Your instructions ▸
Each record needs to be echoed exactly; can you do that?
--- START OF Materials provided ---
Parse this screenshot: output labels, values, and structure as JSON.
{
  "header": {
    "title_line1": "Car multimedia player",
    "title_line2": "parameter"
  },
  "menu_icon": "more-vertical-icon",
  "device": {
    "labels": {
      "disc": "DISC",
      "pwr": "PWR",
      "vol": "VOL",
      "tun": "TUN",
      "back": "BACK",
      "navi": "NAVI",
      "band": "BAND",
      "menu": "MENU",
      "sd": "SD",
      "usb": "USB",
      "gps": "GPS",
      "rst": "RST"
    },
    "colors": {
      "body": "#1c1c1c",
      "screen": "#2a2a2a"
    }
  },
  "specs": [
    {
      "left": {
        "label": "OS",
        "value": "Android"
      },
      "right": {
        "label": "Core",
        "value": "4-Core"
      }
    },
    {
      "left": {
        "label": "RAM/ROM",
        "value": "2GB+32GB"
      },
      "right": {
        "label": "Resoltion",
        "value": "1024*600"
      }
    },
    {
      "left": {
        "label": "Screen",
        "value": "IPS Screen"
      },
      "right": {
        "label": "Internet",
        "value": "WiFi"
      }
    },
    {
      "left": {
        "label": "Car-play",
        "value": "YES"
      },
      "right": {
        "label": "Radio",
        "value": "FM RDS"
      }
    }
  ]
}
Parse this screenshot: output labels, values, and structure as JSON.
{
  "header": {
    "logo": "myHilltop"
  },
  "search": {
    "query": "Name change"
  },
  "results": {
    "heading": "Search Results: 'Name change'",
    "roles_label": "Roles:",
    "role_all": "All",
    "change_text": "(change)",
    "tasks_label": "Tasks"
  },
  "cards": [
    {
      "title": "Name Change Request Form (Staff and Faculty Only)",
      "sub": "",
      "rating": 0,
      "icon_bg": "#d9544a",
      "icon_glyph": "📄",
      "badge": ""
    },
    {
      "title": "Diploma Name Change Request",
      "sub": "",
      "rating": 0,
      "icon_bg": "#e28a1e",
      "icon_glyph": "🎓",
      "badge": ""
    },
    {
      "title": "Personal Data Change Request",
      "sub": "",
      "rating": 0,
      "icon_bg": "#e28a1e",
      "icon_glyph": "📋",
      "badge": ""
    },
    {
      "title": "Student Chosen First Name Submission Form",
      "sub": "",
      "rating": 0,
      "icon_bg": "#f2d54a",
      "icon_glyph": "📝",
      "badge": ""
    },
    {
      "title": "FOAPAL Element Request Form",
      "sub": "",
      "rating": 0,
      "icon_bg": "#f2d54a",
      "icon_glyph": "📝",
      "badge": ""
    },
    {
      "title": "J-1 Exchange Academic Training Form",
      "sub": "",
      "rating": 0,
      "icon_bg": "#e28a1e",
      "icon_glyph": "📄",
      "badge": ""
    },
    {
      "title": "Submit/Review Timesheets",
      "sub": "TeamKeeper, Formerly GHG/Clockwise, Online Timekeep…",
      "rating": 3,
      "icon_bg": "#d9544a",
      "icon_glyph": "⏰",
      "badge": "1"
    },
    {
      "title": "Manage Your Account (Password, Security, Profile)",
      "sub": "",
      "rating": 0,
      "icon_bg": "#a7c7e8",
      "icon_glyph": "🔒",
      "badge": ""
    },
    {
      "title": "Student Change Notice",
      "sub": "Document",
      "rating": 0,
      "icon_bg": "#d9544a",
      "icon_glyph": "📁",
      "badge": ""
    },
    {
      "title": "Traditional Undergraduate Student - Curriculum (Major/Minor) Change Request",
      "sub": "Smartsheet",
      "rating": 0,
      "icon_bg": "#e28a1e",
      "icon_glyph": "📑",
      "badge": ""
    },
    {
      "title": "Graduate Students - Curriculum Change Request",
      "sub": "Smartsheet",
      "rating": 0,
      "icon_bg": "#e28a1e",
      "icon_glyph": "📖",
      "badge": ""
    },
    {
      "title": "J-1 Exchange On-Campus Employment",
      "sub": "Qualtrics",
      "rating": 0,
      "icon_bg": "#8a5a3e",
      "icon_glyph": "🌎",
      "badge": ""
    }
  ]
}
--- END OF Materials provided ---
The completed task ▸
Parse this screenshot: output labels, values, and structure as JSON.
{
  "header": {
    "title_line1": "Car multimedia player",
    "title_line2": "parameter"
  },
  "menu_icon": "more-vertical-icon",
  "device": {
    "labels": {
      "disc": "DISC",
      "pwr": "PWR",
      "vol": "VOL",
      "tun": "TUN",
      "back": "BACK",
      "navi": "NAVI",
      "band": "BAND",
      "menu": "MENU",
      "sd": "SD",
      "usb": "USB",
      "gps": "GPS",
      "rst": "RST"
    },
    "colors": {
      "body": "#1c1c1c",
      "screen": "#2a2a2a"
    }
  },
  "specs": [
    {
      "left": {
        "label": "OS",
        "value": "Android"
      },
      "right": {
        "label": "Core",
        "value": "4-Core"
      }
    },
    {
      "left": {
        "label": "RAM/ROM",
        "value": "2GB+32GB"
      },
      "right": {
        "label": "Resoltion",
        "value": "1024*600"
      }
    },
    {
      "left": {
        "label": "Screen",
        "value": "IPS Screen"
      },
      "right": {
        "label": "Internet",
        "value": "WiFi"
      }
    },
    {
      "left": {
        "label": "Car-play",
        "value": "YES"
      },
      "right": {
        "label": "Radio",
        "value": "FM RDS"
      }
    }
  ]
}
Parse this screenshot: output labels, values, and structure as JSON.
{
  "header": {
    "logo": "myHilltop"
  },
  "search": {
    "query": "Name change"
  },
  "results": {
    "heading": "Search Results: 'Name change'",
    "roles_label": "Roles:",
    "role_all": "All",
    "change_text": "(change)",
    "tasks_label": "Tasks"
  },
  "cards": [
    {
      "title": "Name Change Request Form (Staff and Faculty Only)",
      "sub": "",
      "rating": 0,
      "icon_bg": "#d9544a",
      "icon_glyph": "📄",
      "badge": ""
    },
    {
      "title": "Diploma Name Change Request",
      "sub": "",
      "rating": 0,
      "icon_bg": "#e28a1e",
      "icon_glyph": "🎓",
      "badge": ""
    },
    {
      "title": "Personal Data Change Request",
      "sub": "",
      "rating": 0,
      "icon_bg": "#e28a1e",
      "icon_glyph": "📋",
      "badge": ""
    },
    {
      "title": "Student Chosen First Name Submission Form",
      "sub": "",
      "rating": 0,
      "icon_bg": "#f2d54a",
      "icon_glyph": "📝",
      "badge": ""
    },
    {
      "title": "FOAPAL Element Request Form",
      "sub": "",
      "rating": 0,
      "icon_bg": "#f2d54a",
      "icon_glyph": "📝",
      "badge": ""
    },
    {
      "title": "J-1 Exchange Academic Training Form",
      "sub": "",
      "rating": 0,
      "icon_bg": "#e28a1e",
      "icon_glyph": "📄",
      "badge": ""
    },
    {
      "title": "Submit/Review Timesheets",
      "sub": "TeamKeeper, Formerly GHG/Clockwise, Online Timekeep…",
      "rating": 3,
      "icon_bg": "#d9544a",
      "icon_glyph": "⏰",
      "badge": "1"
    },
    {
      "title": "Manage Your Account (Password, Security, Profile)",
      "sub": "",
      "rating": 0,
      "icon_bg": "#a7c7e8",
      "icon_glyph": "🔒",
      "badge": ""
    },
    {
      "title": "Student Change Notice",
      "sub": "Document",
      "rating": 0,
      "icon_bg": "#d9544a",
      "icon_glyph": "📁",
      "badge": ""
    },
    {
      "title": "Traditional Undergraduate Student - Curriculum (Major/Minor) Change Request",
      "sub": "Smartsheet",
      "rating": 0,
      "icon_bg": "#e28a1e",
      "icon_glyph": "📑",
      "badge": ""
    },
    {
      "title": "Graduate Students - Curriculum Change Request",
      "sub": "Smartsheet",
      "rating": 0,
      "icon_bg": "#e28a1e",
      "icon_glyph": "📖",
      "badge": ""
    },
    {
      "title": "J-1 Exchange On-Campus Employment",
      "sub": "Qualtrics",
      "rating": 0,
      "icon_bg": "#8a5a3e",
      "icon_glyph": "🌎",
      "badge": ""
    }
  ]
}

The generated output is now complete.